→ WHAT YOU ARE ASKED TO DO
Identify the lines that contain the string "screenshot" and report only how many there are.

◆ ◆ ◆

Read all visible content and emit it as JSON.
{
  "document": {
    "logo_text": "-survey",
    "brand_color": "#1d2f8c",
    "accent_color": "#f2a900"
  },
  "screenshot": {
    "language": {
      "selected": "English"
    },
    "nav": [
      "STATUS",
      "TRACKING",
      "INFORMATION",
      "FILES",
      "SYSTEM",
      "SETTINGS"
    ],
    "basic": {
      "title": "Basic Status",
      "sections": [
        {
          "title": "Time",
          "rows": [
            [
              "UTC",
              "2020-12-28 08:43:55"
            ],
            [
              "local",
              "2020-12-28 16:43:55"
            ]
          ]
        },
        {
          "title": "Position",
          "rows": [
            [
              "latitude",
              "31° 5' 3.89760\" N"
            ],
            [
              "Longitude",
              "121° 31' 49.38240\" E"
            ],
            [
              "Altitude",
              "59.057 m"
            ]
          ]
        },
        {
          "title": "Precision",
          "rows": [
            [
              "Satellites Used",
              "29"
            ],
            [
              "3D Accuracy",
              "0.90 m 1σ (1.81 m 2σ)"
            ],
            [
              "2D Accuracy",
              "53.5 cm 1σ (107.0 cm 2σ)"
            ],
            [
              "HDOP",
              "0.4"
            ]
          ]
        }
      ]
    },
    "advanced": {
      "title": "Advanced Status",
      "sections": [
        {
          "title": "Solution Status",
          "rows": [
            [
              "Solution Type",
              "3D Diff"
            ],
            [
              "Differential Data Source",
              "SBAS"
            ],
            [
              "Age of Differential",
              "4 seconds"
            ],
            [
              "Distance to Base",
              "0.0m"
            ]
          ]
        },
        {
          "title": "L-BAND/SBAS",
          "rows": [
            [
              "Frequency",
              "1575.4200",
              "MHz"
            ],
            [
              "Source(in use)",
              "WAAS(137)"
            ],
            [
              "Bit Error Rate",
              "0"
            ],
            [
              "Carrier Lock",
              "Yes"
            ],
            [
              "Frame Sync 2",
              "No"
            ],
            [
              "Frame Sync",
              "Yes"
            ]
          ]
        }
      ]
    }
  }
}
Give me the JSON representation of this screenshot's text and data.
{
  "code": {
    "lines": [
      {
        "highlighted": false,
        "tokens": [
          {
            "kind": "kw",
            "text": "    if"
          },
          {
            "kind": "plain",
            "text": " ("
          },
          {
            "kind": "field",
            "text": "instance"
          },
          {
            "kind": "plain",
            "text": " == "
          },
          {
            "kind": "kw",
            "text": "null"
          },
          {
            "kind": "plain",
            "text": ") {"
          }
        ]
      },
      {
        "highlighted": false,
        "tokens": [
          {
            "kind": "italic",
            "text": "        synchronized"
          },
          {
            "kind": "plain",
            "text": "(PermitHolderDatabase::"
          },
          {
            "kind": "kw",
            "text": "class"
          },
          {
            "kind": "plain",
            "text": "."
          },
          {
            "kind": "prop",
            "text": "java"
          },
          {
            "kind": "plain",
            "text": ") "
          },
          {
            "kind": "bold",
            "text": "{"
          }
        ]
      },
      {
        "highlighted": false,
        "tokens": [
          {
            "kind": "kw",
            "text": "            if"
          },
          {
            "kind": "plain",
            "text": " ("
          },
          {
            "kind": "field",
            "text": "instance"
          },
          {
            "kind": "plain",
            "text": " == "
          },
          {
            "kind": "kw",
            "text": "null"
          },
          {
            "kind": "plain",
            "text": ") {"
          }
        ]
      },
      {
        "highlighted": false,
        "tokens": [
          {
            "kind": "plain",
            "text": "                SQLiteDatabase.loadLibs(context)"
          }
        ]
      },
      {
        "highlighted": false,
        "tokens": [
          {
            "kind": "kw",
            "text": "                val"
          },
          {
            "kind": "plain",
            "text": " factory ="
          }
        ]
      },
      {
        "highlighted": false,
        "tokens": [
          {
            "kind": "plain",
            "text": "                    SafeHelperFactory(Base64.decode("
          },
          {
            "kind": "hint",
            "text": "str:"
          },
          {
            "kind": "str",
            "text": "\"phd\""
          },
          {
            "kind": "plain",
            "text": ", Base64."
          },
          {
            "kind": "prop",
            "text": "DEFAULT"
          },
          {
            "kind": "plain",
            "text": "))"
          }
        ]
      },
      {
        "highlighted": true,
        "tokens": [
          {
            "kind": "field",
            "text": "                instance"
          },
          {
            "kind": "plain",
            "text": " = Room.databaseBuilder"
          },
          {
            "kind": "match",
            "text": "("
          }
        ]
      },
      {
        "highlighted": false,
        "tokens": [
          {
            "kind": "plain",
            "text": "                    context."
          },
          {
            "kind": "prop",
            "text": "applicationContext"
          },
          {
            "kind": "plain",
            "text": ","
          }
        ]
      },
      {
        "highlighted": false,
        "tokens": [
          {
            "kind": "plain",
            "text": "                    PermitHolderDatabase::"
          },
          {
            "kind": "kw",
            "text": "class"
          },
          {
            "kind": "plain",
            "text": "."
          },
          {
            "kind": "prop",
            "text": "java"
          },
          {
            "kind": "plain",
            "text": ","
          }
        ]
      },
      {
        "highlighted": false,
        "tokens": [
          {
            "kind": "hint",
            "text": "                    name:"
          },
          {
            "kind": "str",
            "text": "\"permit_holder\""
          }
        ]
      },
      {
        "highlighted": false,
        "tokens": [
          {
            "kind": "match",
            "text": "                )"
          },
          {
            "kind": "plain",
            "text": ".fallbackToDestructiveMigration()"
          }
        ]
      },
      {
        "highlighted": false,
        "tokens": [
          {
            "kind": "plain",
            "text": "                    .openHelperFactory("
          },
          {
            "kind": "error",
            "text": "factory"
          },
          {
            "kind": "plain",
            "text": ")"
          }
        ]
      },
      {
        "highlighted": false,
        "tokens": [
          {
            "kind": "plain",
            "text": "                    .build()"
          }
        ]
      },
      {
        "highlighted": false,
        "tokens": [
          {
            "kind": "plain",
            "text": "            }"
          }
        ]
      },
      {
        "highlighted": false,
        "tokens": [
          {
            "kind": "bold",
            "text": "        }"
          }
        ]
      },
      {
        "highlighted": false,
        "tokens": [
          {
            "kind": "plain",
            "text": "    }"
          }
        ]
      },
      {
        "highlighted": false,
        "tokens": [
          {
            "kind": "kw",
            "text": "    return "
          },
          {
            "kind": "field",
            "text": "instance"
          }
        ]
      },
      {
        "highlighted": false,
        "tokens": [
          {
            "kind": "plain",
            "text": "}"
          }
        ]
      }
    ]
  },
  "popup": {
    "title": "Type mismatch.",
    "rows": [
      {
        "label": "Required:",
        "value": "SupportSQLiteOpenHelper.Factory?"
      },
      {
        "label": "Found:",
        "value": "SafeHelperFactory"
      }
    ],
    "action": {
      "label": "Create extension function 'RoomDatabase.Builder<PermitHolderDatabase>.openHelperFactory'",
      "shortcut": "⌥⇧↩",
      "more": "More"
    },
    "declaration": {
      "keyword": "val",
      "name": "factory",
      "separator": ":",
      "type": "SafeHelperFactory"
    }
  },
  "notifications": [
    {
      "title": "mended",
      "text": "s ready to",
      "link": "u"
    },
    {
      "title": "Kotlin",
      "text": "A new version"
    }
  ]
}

◆ ◆ ◆

→ RESULT
2